-- INSTRUCTIONS TO FOLLOW --
Gather all lines containing the string "this" and copy them out.

-- LISTING --
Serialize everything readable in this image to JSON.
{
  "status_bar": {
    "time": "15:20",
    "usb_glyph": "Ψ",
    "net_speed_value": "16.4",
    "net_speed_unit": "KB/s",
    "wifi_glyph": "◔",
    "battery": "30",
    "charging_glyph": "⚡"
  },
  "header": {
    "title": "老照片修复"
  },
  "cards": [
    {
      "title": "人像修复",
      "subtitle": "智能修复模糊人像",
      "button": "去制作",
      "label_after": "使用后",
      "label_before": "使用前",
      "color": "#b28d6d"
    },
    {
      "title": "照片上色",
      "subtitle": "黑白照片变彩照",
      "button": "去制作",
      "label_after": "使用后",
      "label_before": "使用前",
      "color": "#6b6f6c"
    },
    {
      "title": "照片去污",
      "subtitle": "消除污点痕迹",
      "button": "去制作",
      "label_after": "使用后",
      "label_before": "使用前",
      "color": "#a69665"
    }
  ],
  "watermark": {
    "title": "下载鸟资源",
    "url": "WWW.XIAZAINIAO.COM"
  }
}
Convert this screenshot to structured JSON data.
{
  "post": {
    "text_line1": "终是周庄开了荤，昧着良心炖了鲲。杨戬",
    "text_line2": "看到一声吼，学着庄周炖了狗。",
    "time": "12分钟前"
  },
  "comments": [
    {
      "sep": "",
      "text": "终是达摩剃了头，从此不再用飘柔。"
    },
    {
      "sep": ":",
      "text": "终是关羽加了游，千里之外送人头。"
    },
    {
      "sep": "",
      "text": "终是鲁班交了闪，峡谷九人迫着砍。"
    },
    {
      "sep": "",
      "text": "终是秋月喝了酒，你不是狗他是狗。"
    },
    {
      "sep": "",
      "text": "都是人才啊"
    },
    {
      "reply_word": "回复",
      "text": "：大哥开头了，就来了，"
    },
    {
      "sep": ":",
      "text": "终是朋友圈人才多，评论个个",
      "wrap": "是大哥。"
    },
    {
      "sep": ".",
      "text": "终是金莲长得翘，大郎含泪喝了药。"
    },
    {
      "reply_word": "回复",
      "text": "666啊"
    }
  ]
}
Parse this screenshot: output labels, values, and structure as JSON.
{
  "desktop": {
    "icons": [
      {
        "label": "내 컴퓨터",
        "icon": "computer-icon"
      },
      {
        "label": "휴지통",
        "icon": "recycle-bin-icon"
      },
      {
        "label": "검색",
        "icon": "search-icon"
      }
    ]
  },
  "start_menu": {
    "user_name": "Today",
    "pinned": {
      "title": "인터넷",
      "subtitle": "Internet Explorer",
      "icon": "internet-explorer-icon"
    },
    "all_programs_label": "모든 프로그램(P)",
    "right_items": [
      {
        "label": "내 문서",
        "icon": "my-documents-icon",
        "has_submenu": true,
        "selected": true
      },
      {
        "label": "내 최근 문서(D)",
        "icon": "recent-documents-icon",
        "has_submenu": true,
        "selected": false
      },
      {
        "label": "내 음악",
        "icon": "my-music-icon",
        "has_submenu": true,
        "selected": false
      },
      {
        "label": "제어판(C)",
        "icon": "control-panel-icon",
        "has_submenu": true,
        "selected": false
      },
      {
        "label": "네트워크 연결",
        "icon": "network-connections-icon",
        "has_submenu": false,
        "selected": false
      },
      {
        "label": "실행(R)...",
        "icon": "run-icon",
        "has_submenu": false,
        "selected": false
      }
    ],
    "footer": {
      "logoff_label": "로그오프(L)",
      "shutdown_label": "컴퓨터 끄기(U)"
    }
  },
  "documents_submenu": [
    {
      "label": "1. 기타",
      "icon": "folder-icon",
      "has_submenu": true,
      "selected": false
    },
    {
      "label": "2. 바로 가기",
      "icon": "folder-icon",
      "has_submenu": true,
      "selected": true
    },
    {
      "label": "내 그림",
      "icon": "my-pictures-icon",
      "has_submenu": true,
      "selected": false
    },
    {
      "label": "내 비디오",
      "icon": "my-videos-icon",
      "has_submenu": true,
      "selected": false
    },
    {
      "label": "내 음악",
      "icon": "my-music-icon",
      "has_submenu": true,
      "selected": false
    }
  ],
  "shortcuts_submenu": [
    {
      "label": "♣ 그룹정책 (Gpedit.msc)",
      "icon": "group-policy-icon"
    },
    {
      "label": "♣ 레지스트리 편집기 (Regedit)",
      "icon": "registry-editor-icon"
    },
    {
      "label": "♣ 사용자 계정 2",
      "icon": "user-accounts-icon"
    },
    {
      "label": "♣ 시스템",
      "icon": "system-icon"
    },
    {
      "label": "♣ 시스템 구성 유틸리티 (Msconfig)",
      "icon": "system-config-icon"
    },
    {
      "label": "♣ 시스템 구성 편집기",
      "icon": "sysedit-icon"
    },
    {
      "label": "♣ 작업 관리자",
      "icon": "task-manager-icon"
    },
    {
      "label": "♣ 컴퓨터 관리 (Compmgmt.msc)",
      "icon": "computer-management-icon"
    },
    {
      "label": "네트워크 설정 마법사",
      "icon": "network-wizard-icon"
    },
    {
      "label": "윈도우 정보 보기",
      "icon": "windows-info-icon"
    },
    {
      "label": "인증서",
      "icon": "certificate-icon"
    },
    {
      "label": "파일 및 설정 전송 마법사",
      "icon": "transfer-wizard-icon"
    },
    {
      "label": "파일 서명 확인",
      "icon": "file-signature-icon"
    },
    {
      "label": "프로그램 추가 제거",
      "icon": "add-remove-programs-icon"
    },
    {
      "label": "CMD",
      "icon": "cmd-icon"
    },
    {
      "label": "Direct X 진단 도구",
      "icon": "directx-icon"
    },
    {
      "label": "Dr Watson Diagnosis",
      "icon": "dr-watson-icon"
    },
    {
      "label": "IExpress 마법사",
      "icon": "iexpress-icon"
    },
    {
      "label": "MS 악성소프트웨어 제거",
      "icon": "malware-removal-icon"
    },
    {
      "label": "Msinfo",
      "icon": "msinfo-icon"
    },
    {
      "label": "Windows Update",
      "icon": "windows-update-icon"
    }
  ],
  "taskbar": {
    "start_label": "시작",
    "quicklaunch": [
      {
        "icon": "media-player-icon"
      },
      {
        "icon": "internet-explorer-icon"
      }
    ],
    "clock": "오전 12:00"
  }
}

-- EXERCISE OUTPUT --
Serialize everything readable in this image to JSON.
Convert this screenshot to structured JSON data.
Parse this screenshot: output labels, values, and structure as JSON.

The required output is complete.